## Input
☆ ☆ ☆ ☆ ☆
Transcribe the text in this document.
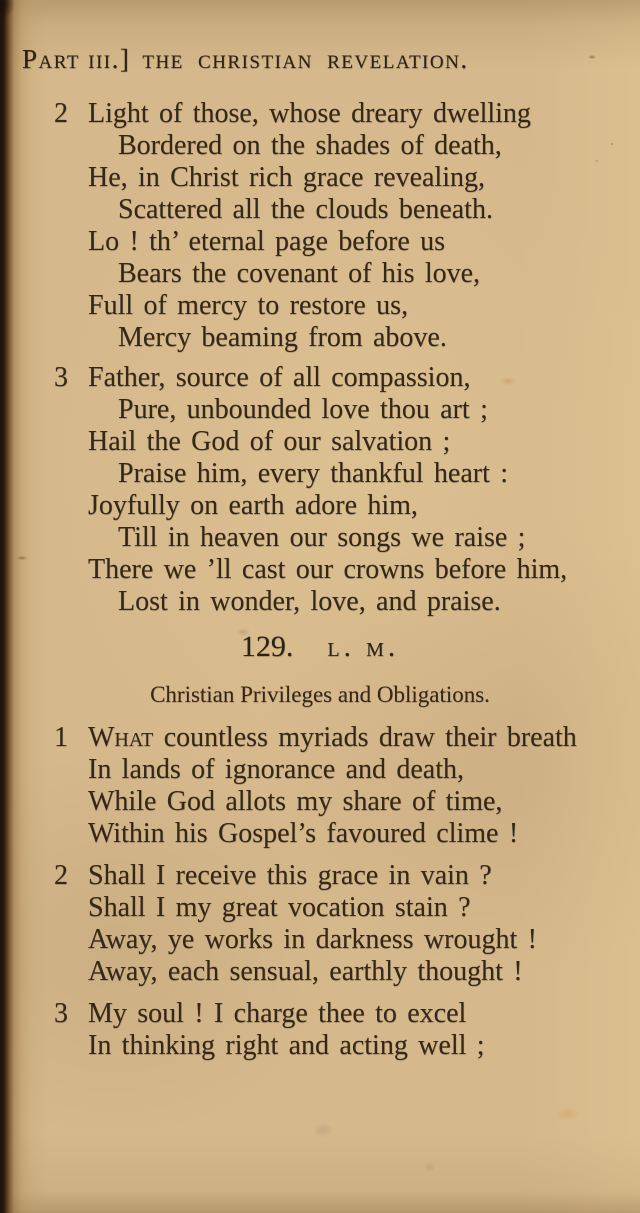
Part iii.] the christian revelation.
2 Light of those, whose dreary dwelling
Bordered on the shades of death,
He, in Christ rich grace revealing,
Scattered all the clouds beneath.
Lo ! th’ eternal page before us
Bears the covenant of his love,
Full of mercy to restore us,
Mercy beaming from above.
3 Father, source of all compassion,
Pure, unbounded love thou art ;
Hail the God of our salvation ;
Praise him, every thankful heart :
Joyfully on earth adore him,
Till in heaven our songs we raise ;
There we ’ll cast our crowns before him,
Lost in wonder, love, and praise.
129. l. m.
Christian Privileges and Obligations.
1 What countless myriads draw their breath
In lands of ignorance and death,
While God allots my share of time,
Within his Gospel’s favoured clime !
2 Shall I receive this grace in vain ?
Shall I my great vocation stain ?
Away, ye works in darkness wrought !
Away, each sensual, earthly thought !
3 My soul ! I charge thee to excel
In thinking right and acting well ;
☆ ☆ ☆ ☆ ☆
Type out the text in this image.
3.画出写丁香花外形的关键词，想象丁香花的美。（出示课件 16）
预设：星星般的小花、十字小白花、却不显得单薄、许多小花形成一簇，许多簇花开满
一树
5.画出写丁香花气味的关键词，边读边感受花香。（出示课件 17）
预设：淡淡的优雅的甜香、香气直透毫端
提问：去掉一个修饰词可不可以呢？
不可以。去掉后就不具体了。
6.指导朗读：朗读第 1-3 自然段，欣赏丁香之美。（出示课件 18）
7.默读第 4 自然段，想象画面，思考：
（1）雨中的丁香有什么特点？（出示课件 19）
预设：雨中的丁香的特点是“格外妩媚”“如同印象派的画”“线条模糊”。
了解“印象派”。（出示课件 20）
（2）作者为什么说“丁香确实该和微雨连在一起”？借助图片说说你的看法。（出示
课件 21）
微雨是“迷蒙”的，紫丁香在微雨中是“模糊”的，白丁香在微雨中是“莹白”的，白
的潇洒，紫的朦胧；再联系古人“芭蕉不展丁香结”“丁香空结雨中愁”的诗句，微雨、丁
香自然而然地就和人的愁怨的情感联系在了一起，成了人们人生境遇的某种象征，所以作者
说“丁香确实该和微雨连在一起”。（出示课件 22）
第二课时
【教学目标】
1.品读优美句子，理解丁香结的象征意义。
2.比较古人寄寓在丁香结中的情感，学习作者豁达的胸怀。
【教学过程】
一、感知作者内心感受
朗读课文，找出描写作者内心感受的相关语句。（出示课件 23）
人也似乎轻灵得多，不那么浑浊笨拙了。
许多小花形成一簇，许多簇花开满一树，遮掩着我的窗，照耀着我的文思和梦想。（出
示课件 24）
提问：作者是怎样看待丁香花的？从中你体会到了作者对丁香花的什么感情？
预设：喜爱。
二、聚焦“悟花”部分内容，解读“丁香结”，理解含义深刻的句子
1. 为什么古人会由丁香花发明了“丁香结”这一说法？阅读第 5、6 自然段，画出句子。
☆ ☆ ☆ ☆ ☆
## What you need to do
Scan the material above for the string "出示课件" and return the lines that hold it.

## Worked answer
3.画出写丁香花外形的关键词，想象丁香花的美。（出示课件 16）
5.画出写丁香花气味的关键词，边读边感受花香。（出示课件 17）
6.指导朗读：朗读第 1-3 自然段，欣赏丁香之美。（出示课件 18）
（1）雨中的丁香有什么特点？（出示课件 19）
了解“印象派”。（出示课件 20）
说“丁香确实该和微雨连在一起”。（出示课件 22）
朗读课文，找出描写作者内心感受的相关语句。（出示课件 23）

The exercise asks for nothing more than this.